§ WRITTEN TASK: Copy out every line in which the string "TOURNAMENT" occurs.

(Dataset items)
⁂
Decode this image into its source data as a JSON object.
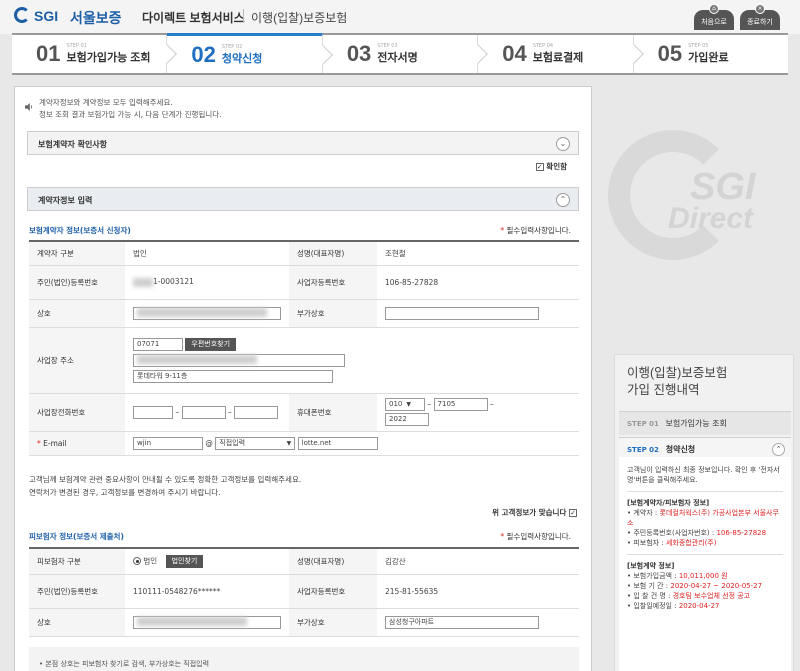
{
  "header": {
    "logo_en": "SGI",
    "logo_kr": "서울보증",
    "service_title": "다이렉트 보험서비스",
    "service_sub": "이행(입찰)보증보험",
    "btn_home": "처음으로",
    "btn_exit": "종료하기"
  },
  "steps": [
    {
      "num": "01",
      "small": "STEP 01",
      "name": "보험가입가능 조회"
    },
    {
      "num": "02",
      "small": "STEP 02",
      "name": "청약신청"
    },
    {
      "num": "03",
      "small": "STEP 03",
      "name": "전자서명"
    },
    {
      "num": "04",
      "small": "STEP 04",
      "name": "보험료결제"
    },
    {
      "num": "05",
      "small": "STEP 05",
      "name": "가입완료"
    }
  ],
  "notice": {
    "line1": "계약자정보와 계약정보 모두 입력해주세요.",
    "line2": "정보 조회 결과 보험가입 가능 시, 다음 단계가 진행됩니다."
  },
  "confirm_bar": {
    "title": "보험계약자 확인사항",
    "check_label": "확인함"
  },
  "contractor_bar": {
    "title": "계약자정보 입력"
  },
  "applicant": {
    "section_title": "보험계약자 정보(보증서 신청자)",
    "required_note": "필수입력사항입니다.",
    "type_label": "계약자 구분",
    "type_value": "법인",
    "name_label": "성명(대표자명)",
    "name_value": "조현철",
    "rrn_label": "주민(법인)등록번호",
    "rrn_value": "1-0003121",
    "biz_label": "사업자등록번호",
    "biz_value": "106-85-27828",
    "company_label": "상호",
    "subname_label": "부가상호",
    "address_label": "사업장 주소",
    "zip_value": "07071",
    "zip_btn": "우편번호찾기",
    "address_detail": "롯데타워 9-11층",
    "phone_label": "사업장전화번호",
    "mobile_label": "휴대폰번호",
    "mobile_1": "010",
    "mobile_2": "7105",
    "mobile_3": "2022",
    "email_label": "E-mail",
    "email_id": "wjin",
    "email_at": "@",
    "email_select": "직접입력",
    "email_domain": "lotte.net",
    "info_line1": "고객님께 보험계약 관련 중요사항이 안내될 수 있도록 정확한 고객정보를 입력해주세요.",
    "info_line2": "연락처가 변경된 경우, 고객정보를 변경하여 주시기 바랍니다.",
    "verify_label": "위 고객정보가 맞습니다"
  },
  "insured": {
    "section_title": "피보험자 정보(보증서 제출처)",
    "required_note": "필수입력사항입니다.",
    "type_label": "피보험자 구분",
    "type_radio": "법인",
    "type_btn": "법인찾기",
    "name_label": "성명(대표자명)",
    "name_value": "김강산",
    "rrn_label": "주민(법인)등록번호",
    "rrn_value": "110111-0548276******",
    "biz_label": "사업자등록번호",
    "biz_value": "215-81-55635",
    "company_label": "상호",
    "subname_label": "부가상호",
    "subname_value": "삼성청구아파트",
    "footnote": "본점 상호는 피보험자 찾기로 검색, 부가상호는 직접입력"
  },
  "side": {
    "logo_sgi": "SGI",
    "logo_direct": "Direct",
    "panel_title_1": "이행(입찰)보증보험",
    "panel_title_2": "가입 진행내역",
    "step1_tag": "STEP 01",
    "step1_name": "보험가입가능 조회",
    "step2_tag": "STEP 02",
    "step2_name": "청약신청",
    "desc": "고객님이 입력하신 최종 정보입니다. 확인 후 '전자서명'버튼을 클릭해주세요.",
    "grp1": "[보험계약자/피보험자 정보]",
    "contractor_label": "계약자 : ",
    "contractor_value": "롯데컬처웍스(주) 가공사업본부 서울사무소",
    "rrn_label": "주민등록번호(사업자번호) : ",
    "rrn_value": "106-85-27828",
    "insured_label": "피보험자 : ",
    "insured_value": "세화종합관리(주)",
    "grp2": "[보험계약 정보]",
    "amount_label": "보험가입금액 : ",
    "amount_value": "10,011,000 원",
    "period_label": "보험 기 간 : ",
    "period_value": "2020-04-27 ~ 2020-05-27",
    "bid_label": "입 찰 건 명 : ",
    "bid_value": "경호팀 보수업체 선정 공고",
    "bid_date_label": "입찰일예정일 : ",
    "bid_date_value": "2020-04-27"
  }
}
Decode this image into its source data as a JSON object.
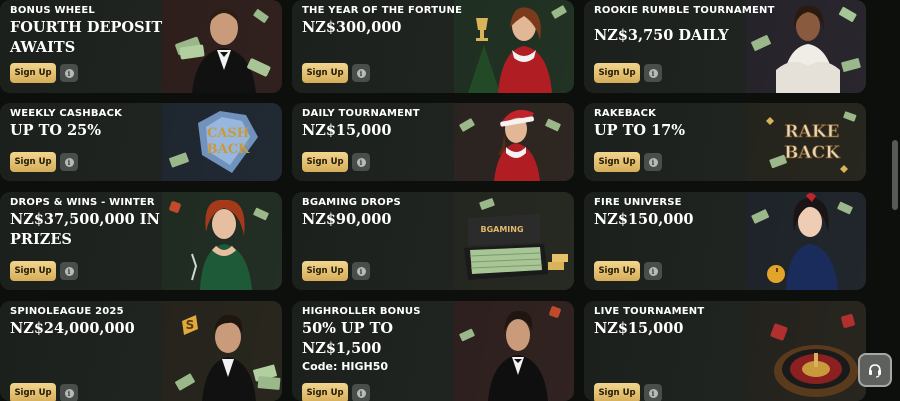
{
  "colors": {
    "background": "#0c0f0c",
    "card": "#1e221e",
    "button_gold": "#e3c070",
    "info_button": "#4a4e4a"
  },
  "promos": [
    {
      "subtitle": "BONUS WHEEL",
      "title": "FOURTH DEPOSIT AWAITS",
      "button": "Sign Up",
      "art": "man-with-cash-illustration"
    },
    {
      "subtitle": "THE YEAR OF THE FORTUNE",
      "title": "NZ$300,000",
      "button": "Sign Up",
      "art": "woman-with-trophy-illustration"
    },
    {
      "subtitle": "ROOKIE RUMBLE TOURNAMENT",
      "title": "NZ$3,750 DAILY",
      "button": "Sign Up",
      "art": "woman-with-cash-illustration"
    },
    {
      "subtitle": "WEEKLY CASHBACK",
      "title": "UP TO 25%",
      "button": "Sign Up",
      "art": "cashback-diamond-illustration",
      "art_text": [
        "CASH",
        "BACK"
      ]
    },
    {
      "subtitle": "DAILY TOURNAMENT",
      "title": "NZ$15,000",
      "button": "Sign Up",
      "art": "santa-woman-illustration"
    },
    {
      "subtitle": "RAKEBACK",
      "title": "UP TO 17%",
      "button": "Sign Up",
      "art": "rakeback-illustration",
      "art_text": [
        "RAKE",
        "BACK"
      ]
    },
    {
      "subtitle": "DROPS & WINS - WINTER",
      "title": "NZ$37,500,000 IN PRIZES",
      "button": "Sign Up",
      "art": "redhead-woman-illustration"
    },
    {
      "subtitle": "BGAMING DROPS",
      "title": "NZ$90,000",
      "button": "Sign Up",
      "art": "cash-briefcase-illustration",
      "art_text": [
        "BGAMING"
      ]
    },
    {
      "subtitle": "FIRE UNIVERSE",
      "title": "NZ$150,000",
      "button": "Sign Up",
      "art": "woman-with-apple-illustration"
    },
    {
      "subtitle": "SPINOLEAGUE 2025",
      "title": "NZ$24,000,000",
      "button": "Sign Up",
      "art": "smiling-man-illustration"
    },
    {
      "subtitle": "HIGHROLLER BONUS",
      "title": "50% UP TO NZ$1,500",
      "code": "Code: HIGH50",
      "button": "Sign Up",
      "art": "man-in-tuxedo-illustration"
    },
    {
      "subtitle": "LIVE TOURNAMENT",
      "title": "NZ$15,000",
      "button": "Sign Up",
      "art": "roulette-wheel-illustration"
    }
  ],
  "support_icon": "headset-icon"
}
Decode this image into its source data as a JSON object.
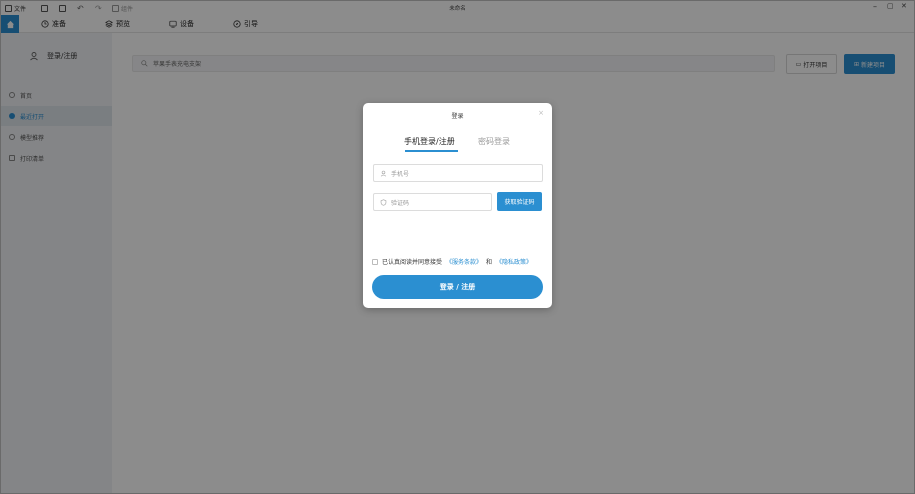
{
  "titlebar": {
    "file_label": "文件",
    "layout_label": "组件",
    "window_title": "未命名",
    "minimize": "–",
    "restore": "▢",
    "close": "✕"
  },
  "menubar": {
    "items": [
      {
        "label": "准备",
        "icon": "clock-icon"
      },
      {
        "label": "预览",
        "icon": "layers-icon"
      },
      {
        "label": "设备",
        "icon": "device-icon"
      },
      {
        "label": "引导",
        "icon": "compass-icon"
      }
    ]
  },
  "sidebar": {
    "login_label": "登录/注册",
    "items": [
      {
        "label": "首页",
        "active": false
      },
      {
        "label": "最近打开",
        "active": true
      },
      {
        "label": "模型推荐",
        "active": false
      },
      {
        "label": "打印清单",
        "active": false
      }
    ]
  },
  "main": {
    "search_placeholder": "苹果手表充电支架",
    "open_project_label": "打开项目",
    "new_project_label": "新建项目"
  },
  "login_modal": {
    "title": "登录",
    "close_icon": "×",
    "tab_phone": "手机登录/注册",
    "tab_password": "密码登录",
    "phone_placeholder": "手机号",
    "code_placeholder": "验证码",
    "get_code_label": "获取验证码",
    "agree_text": "已认真阅读并同意接受",
    "terms_link": "《服务条款》",
    "and_text": "和",
    "privacy_link": "《隐私政策》",
    "submit_label": "登录 / 注册"
  },
  "colors": {
    "accent": "#2b8fd1",
    "overlay": "rgba(0,0,0,0.45)"
  }
}
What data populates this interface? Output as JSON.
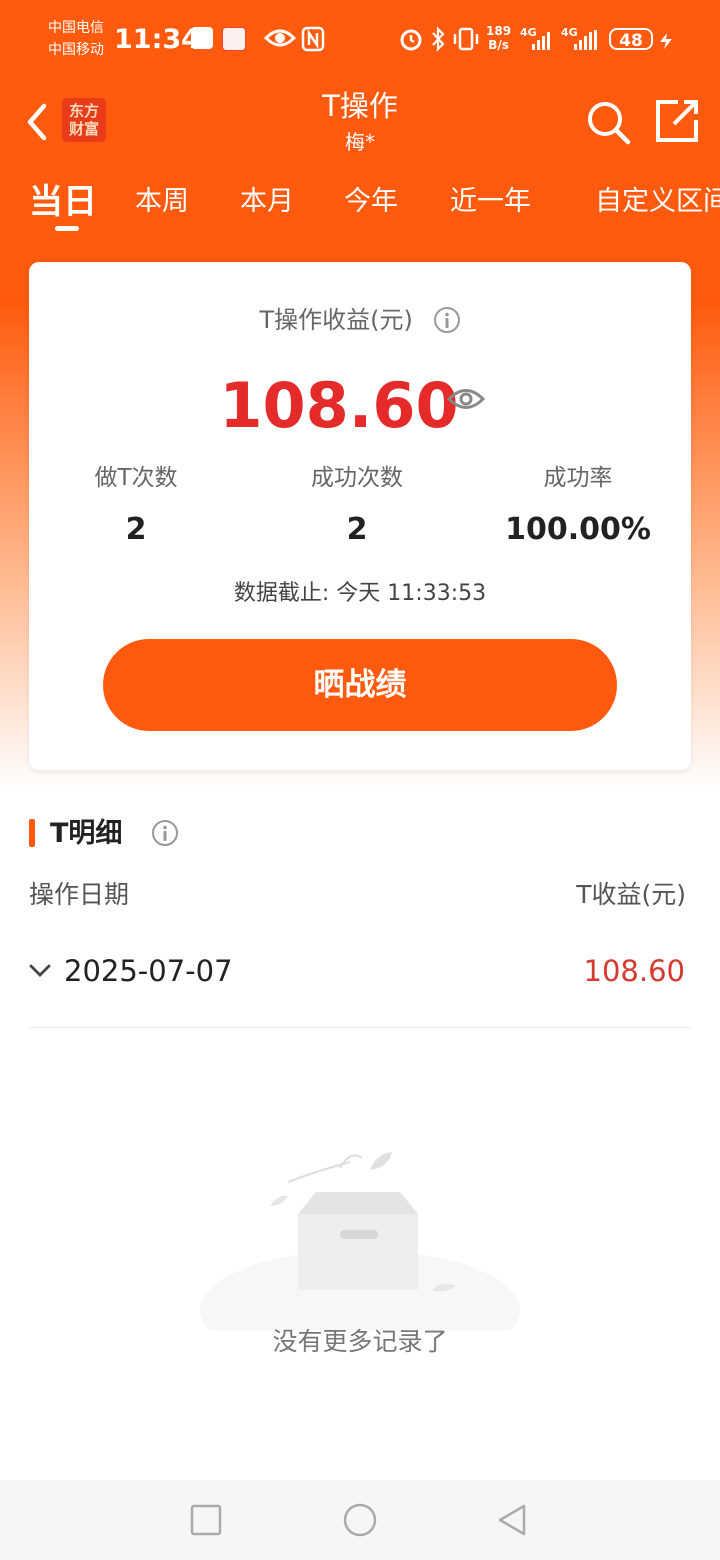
{
  "status_bar": {
    "carrier1": "中国电信",
    "carrier2": "中国移动",
    "time": "11:34",
    "net_speed_value": "189",
    "net_speed_unit": "B/s",
    "signal1": "4G",
    "signal2": "4G",
    "battery": "48"
  },
  "header": {
    "logo_line1": "东方",
    "logo_line2": "财富",
    "title": "T操作",
    "subtitle": "梅*"
  },
  "tabs": [
    {
      "label": "当日",
      "active": true
    },
    {
      "label": "本周",
      "active": false
    },
    {
      "label": "本月",
      "active": false
    },
    {
      "label": "今年",
      "active": false
    },
    {
      "label": "近一年",
      "active": false
    },
    {
      "label": "自定义区间",
      "active": false
    }
  ],
  "summary": {
    "label": "T操作收益(元)",
    "profit": "108.60",
    "stats": [
      {
        "label": "做T次数",
        "value": "2"
      },
      {
        "label": "成功次数",
        "value": "2"
      },
      {
        "label": "成功率",
        "value": "100.00%"
      }
    ],
    "data_time": "数据截止: 今天 11:33:53",
    "share_button": "晒战绩"
  },
  "details": {
    "title": "T明细",
    "col_date": "操作日期",
    "col_profit": "T收益(元)",
    "rows": [
      {
        "date": "2025-07-07",
        "profit": "108.60"
      }
    ],
    "empty_text": "没有更多记录了"
  },
  "colors": {
    "brand": "#ff5a0d",
    "profit_red": "#e52a2a"
  }
}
⁂
§ TASK RESPONSE:
      "subtitle": "ROOKIE RUMBLE TOURNAMENT",
      "subtitle": "DAILY TOURNAMENT",
      "subtitle": "LIVE TOURNAMENT",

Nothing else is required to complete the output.